#### SOURCE DATA ####

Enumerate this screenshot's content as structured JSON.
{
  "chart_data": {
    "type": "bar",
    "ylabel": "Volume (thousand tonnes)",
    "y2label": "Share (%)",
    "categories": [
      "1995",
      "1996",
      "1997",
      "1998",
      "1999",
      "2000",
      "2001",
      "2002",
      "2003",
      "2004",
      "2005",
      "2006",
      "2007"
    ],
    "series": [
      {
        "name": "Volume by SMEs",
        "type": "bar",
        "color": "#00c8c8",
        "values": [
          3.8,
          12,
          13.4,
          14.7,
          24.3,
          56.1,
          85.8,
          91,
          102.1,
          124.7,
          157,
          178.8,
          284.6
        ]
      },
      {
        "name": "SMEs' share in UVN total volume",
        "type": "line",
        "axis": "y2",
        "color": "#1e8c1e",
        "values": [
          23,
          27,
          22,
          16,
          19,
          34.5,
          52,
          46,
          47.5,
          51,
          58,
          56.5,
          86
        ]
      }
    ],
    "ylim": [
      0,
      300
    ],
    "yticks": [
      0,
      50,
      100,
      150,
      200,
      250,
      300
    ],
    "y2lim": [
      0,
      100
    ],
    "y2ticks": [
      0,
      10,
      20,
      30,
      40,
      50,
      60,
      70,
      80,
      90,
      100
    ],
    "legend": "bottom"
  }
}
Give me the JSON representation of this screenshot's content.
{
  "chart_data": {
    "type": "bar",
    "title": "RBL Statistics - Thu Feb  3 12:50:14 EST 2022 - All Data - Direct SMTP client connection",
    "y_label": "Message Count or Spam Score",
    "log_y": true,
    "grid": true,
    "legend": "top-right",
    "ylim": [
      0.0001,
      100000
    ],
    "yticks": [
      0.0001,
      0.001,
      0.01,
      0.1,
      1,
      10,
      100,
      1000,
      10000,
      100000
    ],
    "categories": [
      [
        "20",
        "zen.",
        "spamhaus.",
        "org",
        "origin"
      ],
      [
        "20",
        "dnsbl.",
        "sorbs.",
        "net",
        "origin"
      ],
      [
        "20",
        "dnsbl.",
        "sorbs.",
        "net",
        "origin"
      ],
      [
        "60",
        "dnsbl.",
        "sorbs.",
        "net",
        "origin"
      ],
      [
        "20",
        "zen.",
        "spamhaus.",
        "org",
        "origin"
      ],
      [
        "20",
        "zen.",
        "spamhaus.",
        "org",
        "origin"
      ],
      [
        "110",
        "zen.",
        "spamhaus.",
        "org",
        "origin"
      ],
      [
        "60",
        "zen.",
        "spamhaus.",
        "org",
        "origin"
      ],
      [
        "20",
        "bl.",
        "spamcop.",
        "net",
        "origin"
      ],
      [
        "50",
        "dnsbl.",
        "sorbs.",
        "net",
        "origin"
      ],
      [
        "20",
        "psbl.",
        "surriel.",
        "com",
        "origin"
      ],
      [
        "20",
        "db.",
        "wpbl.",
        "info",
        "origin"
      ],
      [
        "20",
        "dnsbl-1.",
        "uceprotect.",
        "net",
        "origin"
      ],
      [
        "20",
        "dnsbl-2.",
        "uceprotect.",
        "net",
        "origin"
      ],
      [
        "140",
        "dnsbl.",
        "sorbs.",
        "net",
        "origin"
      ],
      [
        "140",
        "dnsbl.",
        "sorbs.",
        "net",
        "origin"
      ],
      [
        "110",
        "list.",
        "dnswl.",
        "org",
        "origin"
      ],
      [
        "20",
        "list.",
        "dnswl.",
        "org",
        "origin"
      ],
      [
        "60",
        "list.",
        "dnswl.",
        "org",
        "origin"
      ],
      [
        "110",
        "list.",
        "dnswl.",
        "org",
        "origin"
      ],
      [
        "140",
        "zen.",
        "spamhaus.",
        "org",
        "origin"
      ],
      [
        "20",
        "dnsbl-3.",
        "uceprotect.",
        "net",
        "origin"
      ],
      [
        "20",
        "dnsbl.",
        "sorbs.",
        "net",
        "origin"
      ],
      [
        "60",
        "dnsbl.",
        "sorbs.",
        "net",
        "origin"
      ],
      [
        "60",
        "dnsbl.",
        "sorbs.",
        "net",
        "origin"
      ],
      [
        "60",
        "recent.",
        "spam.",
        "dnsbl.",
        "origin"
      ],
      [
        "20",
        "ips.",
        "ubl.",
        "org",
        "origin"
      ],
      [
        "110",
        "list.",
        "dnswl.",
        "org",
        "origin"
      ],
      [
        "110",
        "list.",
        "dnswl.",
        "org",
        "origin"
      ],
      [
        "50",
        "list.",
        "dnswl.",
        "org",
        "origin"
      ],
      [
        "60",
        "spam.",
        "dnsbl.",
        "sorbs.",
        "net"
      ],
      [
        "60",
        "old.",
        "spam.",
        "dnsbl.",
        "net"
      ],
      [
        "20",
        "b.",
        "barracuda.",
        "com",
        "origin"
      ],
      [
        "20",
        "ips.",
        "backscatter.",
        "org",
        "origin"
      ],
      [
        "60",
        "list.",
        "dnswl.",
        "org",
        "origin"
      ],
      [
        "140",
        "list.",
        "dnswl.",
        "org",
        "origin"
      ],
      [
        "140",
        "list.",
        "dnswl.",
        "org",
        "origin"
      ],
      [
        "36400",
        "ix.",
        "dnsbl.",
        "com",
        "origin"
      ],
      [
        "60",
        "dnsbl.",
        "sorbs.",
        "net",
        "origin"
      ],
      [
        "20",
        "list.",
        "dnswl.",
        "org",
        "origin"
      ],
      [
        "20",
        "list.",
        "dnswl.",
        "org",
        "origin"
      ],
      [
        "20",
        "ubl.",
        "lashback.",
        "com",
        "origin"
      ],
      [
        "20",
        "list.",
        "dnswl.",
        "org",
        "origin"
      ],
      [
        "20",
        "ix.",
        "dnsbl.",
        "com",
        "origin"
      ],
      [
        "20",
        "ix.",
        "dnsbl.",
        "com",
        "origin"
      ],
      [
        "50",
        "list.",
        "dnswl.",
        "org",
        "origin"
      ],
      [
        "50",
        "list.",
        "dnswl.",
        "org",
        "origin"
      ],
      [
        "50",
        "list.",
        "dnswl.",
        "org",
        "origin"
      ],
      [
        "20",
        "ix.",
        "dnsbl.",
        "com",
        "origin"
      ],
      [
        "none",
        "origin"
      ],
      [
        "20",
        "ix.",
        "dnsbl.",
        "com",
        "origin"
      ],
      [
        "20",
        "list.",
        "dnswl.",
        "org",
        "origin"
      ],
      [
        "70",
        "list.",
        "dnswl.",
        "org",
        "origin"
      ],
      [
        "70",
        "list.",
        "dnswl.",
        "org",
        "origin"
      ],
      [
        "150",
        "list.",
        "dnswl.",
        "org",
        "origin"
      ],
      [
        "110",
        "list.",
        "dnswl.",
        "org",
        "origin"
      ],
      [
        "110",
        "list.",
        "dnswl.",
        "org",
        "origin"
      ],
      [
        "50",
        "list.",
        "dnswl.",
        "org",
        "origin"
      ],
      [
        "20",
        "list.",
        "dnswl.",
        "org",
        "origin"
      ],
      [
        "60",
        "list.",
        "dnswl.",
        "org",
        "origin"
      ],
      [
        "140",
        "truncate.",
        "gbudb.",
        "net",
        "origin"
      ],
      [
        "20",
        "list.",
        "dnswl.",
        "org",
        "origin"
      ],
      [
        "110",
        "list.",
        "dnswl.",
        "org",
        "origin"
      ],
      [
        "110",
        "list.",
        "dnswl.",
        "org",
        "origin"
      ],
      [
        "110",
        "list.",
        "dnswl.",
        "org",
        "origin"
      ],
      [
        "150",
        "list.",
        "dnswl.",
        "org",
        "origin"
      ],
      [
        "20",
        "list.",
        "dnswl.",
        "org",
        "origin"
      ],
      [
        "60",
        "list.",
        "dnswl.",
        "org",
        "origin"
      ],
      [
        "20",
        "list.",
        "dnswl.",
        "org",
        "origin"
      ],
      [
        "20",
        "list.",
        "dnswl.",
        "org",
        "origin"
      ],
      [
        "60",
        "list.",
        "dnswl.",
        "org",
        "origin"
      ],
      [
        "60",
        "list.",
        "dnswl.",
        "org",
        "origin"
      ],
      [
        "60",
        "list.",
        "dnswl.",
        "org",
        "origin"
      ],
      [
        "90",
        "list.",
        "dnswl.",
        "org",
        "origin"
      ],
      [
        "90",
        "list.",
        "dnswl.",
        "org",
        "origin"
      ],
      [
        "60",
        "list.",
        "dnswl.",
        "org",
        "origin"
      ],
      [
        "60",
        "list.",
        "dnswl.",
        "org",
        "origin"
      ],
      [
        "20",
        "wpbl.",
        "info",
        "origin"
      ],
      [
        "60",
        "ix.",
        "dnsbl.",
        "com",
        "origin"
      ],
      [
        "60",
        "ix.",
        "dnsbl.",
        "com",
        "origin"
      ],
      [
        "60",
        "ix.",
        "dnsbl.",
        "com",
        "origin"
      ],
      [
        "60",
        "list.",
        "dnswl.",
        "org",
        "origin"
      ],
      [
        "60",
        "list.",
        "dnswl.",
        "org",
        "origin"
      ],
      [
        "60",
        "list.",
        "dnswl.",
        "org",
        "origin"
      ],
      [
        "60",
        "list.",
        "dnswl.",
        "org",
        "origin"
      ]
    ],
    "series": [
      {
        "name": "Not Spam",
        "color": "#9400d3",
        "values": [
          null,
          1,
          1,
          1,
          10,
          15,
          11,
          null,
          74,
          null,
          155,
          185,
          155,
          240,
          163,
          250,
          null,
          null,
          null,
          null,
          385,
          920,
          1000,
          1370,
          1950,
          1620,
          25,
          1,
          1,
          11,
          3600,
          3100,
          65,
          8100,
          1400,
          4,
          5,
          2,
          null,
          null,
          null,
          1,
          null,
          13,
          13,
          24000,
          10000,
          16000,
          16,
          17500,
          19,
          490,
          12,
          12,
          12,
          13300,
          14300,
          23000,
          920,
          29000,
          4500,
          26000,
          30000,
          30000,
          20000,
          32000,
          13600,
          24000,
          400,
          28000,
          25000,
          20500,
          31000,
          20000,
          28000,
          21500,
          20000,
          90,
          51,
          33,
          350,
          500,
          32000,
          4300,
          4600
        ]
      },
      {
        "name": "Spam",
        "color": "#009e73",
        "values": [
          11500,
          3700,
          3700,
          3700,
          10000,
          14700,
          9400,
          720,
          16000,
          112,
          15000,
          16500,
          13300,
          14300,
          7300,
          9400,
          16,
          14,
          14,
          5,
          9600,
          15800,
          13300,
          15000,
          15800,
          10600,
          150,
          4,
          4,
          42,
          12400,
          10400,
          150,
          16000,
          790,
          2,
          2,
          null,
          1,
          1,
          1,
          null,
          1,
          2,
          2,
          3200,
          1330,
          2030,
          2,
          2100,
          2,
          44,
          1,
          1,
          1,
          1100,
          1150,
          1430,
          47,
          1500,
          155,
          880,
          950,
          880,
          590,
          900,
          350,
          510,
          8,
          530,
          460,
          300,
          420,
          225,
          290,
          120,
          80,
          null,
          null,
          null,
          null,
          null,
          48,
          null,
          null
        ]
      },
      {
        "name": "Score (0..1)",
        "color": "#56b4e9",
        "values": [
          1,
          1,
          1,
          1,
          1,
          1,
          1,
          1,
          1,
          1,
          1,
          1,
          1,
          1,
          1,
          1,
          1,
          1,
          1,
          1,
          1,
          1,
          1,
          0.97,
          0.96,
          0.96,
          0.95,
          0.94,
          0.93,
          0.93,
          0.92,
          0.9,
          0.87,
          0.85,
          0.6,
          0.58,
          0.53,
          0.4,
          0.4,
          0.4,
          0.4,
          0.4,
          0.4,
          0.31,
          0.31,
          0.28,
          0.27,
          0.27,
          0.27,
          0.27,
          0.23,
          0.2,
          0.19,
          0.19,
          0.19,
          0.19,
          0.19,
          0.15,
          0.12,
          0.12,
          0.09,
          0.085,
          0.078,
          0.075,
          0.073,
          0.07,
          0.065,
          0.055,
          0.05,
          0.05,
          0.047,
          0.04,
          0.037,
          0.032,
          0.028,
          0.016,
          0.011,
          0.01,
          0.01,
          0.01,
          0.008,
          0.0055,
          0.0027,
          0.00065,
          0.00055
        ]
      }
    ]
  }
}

####

Tally how many lines in the material above hold the word "name". Write only that number.

** THE RESULT **
5